Reproduce all of the material exactly as shown.

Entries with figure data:
^^^^^^^^
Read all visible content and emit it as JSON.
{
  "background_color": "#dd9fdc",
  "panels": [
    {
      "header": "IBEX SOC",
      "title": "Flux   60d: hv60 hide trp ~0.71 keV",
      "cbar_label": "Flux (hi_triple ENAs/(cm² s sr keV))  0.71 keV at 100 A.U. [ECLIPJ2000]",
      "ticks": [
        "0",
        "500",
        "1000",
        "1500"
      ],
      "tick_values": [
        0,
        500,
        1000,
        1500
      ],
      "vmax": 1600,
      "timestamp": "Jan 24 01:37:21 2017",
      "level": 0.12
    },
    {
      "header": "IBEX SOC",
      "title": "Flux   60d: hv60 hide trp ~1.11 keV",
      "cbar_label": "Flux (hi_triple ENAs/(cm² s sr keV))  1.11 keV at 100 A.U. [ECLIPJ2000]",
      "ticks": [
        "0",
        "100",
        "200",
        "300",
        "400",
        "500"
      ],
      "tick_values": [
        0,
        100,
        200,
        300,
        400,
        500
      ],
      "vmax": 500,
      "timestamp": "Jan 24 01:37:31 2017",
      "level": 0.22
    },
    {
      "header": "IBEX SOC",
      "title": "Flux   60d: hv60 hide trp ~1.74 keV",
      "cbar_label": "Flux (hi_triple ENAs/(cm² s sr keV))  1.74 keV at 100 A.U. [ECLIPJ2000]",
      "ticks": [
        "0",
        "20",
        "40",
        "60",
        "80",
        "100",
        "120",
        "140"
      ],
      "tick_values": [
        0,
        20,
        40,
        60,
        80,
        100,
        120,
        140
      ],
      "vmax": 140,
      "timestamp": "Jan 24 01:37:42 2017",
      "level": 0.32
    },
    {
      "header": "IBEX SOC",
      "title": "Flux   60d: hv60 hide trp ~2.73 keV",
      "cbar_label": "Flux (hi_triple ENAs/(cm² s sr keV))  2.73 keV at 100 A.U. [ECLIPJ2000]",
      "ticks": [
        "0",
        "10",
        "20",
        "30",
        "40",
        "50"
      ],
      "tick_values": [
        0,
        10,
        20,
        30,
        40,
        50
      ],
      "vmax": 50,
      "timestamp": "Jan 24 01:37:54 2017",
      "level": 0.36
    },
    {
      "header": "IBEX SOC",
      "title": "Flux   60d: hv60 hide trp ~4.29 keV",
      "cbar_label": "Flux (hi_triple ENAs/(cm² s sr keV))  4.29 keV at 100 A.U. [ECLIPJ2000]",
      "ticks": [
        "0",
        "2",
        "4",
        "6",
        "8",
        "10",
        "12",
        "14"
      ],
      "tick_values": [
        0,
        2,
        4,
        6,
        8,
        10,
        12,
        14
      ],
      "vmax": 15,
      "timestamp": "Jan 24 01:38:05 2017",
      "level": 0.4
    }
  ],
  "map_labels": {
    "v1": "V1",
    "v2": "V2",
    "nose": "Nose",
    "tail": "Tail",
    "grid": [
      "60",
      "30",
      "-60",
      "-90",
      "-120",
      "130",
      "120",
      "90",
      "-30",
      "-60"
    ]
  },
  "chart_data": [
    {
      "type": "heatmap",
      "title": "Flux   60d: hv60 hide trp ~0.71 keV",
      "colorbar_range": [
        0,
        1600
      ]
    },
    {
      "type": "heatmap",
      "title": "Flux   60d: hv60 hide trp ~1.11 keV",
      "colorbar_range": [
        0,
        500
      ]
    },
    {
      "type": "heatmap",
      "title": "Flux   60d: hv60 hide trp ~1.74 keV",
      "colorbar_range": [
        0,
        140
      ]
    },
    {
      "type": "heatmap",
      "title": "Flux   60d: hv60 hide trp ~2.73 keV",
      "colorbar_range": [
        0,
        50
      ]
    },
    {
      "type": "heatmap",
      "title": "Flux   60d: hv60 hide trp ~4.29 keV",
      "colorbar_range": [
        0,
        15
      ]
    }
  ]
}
^^^^^^^^
-- TASK RESULT --
Read all visible content and emit it as JSON.
{
  "background_color": "#dd9fdc",
  "panels": [
    {
      "header": "IBEX SOC",
      "title": "Flux   60d: hv60 hide trp ~0.71 keV",
      "cbar_label": "Flux (hi_triple ENAs/(cm² s sr keV))  0.71 keV at 100 A.U. [ECLIPJ2000]",
      "ticks": [
        "0",
        "500",
        "1000",
        "1500"
      ],
      "tick_values": [
        0,
        500,
        1000,
        1500
      ],
      "vmax": 1600,
      "timestamp": "Jan 24 01:37:21 2017",
      "level": 0.12
    },
    {
      "header": "IBEX SOC",
      "title": "Flux   60d: hv60 hide trp ~1.11 keV",
      "cbar_label": "Flux (hi_triple ENAs/(cm² s sr keV))  1.11 keV at 100 A.U. [ECLIPJ2000]",
      "ticks": [
        "0",
        "100",
        "200",
        "300",
        "400",
        "500"
      ],
      "tick_values": [
        0,
        100,
        200,
        300,
        400,
        500
      ],
      "vmax": 500,
      "timestamp": "Jan 24 01:37:31 2017",
      "level": 0.22
    },
    {
      "header": "IBEX SOC",
      "title": "Flux   60d: hv60 hide trp ~1.74 keV",
      "cbar_label": "Flux (hi_triple ENAs/(cm² s sr keV))  1.74 keV at 100 A.U. [ECLIPJ2000]",
      "ticks": [
        "0",
        "20",
        "40",
        "60",
        "80",
        "100",
        "120",
        "140"
      ],
      "tick_values": [
        0,
        20,
        40,
        60,
        80,
        100,
        120,
        140
      ],
      "vmax": 140,
      "timestamp": "Jan 24 01:37:42 2017",
      "level": 0.32
    },
    {
      "header": "IBEX SOC",
      "title": "Flux   60d: hv60 hide trp ~2.73 keV",
      "cbar_label": "Flux (hi_triple ENAs/(cm² s sr keV))  2.73 keV at 100 A.U. [ECLIPJ2000]",
      "ticks": [
        "0",
        "10",
        "20",
        "30",
        "40",
        "50"
      ],
      "tick_values": [
        0,
        10,
        20,
        30,
        40,
        50
      ],
      "vmax": 50,
      "timestamp": "Jan 24 01:37:54 2017",
      "level": 0.36
    },
    {
      "header": "IBEX SOC",
      "title": "Flux   60d: hv60 hide trp ~4.29 keV",
      "cbar_label": "Flux (hi_triple ENAs/(cm² s sr keV))  4.29 keV at 100 A.U. [ECLIPJ2000]",
      "ticks": [
        "0",
        "2",
        "4",
        "6",
        "8",
        "10",
        "12",
        "14"
      ],
      "tick_values": [
        0,
        2,
        4,
        6,
        8,
        10,
        12,
        14
      ],
      "vmax": 15,
      "timestamp": "Jan 24 01:38:05 2017",
      "level": 0.4
    }
  ],
  "map_labels": {
    "v1": "V1",
    "v2": "V2",
    "nose": "Nose",
    "tail": "Tail",
    "grid": [
      "60",
      "30",
      "-60",
      "-90",
      "-120",
      "130",
      "120",
      "90",
      "-30",
      "-60"
    ]
  },
  "chart_data": [
    {
      "type": "heatmap",
      "title": "Flux   60d: hv60 hide trp ~0.71 keV",
      "colorbar_range": [
        0,
        1600
      ]
    },
    {
      "type": "heatmap",
      "title": "Flux   60d: hv60 hide trp ~1.11 keV",
      "colorbar_range": [
        0,
        500
      ]
    },
    {
      "type": "heatmap",
      "title": "Flux   60d: hv60 hide trp ~1.74 keV",
      "colorbar_range": [
        0,
        140
      ]
    },
    {
      "type": "heatmap",
      "title": "Flux   60d: hv60 hide trp ~2.73 keV",
      "colorbar_range": [
        0,
        50
      ]
    },
    {
      "type": "heatmap",
      "title": "Flux   60d: hv60 hide trp ~4.29 keV",
      "colorbar_range": [
        0,
        15
      ]
    }
  ]
}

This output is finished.